## What you are asked to do
Lines containing the word "title" are to be located and copied.

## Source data

######

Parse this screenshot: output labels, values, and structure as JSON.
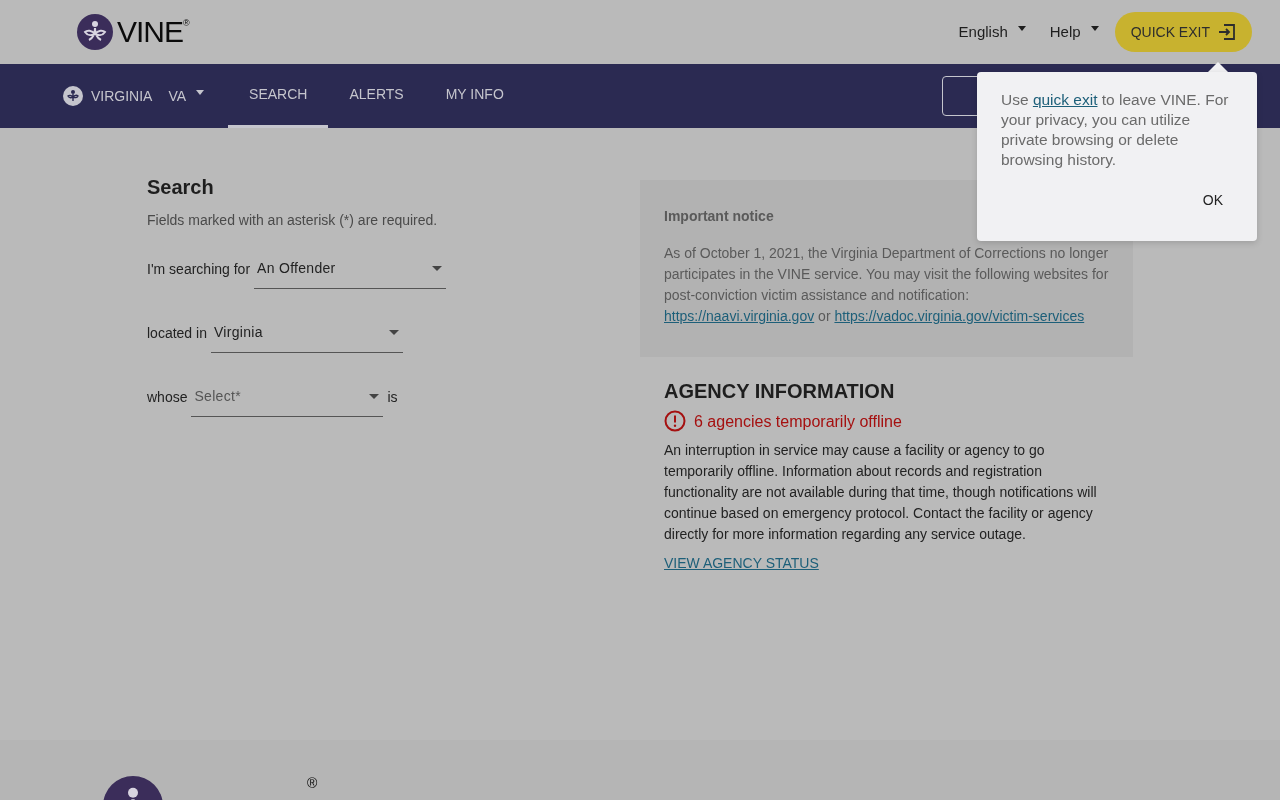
{
  "header": {
    "logo": "VINE",
    "logo_mark": "®",
    "language": "English",
    "help": "Help",
    "quick_exit": "QUICK EXIT"
  },
  "nav": {
    "state": "VIRGINIA",
    "state_abbr": "VA",
    "tabs": [
      {
        "label": "SEARCH",
        "selected": true
      },
      {
        "label": "ALERTS",
        "selected": false
      },
      {
        "label": "MY INFO",
        "selected": false
      }
    ]
  },
  "search": {
    "title": "Search",
    "hint": "Fields marked with an asterisk (*) are required.",
    "rows": [
      {
        "label": "I'm searching for",
        "value": "An Offender"
      },
      {
        "label": "located in",
        "value": "Virginia"
      },
      {
        "label": "whose",
        "placeholder": "Select*",
        "suffix": "is"
      }
    ]
  },
  "notice": {
    "title": "Important notice",
    "text": "As of October 1, 2021, the Virginia Department of Corrections no longer participates in the VINE service. You may visit the following websites for post-conviction victim assistance and notification:",
    "links": [
      "https://naavi.virginia.gov",
      "https://vadoc.virginia.gov/victim-services"
    ],
    "joiner": "or"
  },
  "agency": {
    "title": "AGENCY INFORMATION",
    "alert": "6 agencies temporarily offline",
    "text": "An interruption in service may cause a facility or agency to go temporarily offline. Information about records and registration functionality are not available during that time, though notifications will continue based on emergency protocol. Contact the facility or agency directly for more information regarding any service outage.",
    "link": "VIEW AGENCY STATUS"
  },
  "popover": {
    "before": "Use",
    "link": "quick exit",
    "after": "to leave VINE. For your privacy, you can utilize private browsing or delete browsing history.",
    "ok": "OK"
  },
  "footer": {
    "logo_mark": "®"
  }
}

######

## Answer
    "title": "Search",
    "title": "Important notice",
    "title": "AGENCY INFORMATION",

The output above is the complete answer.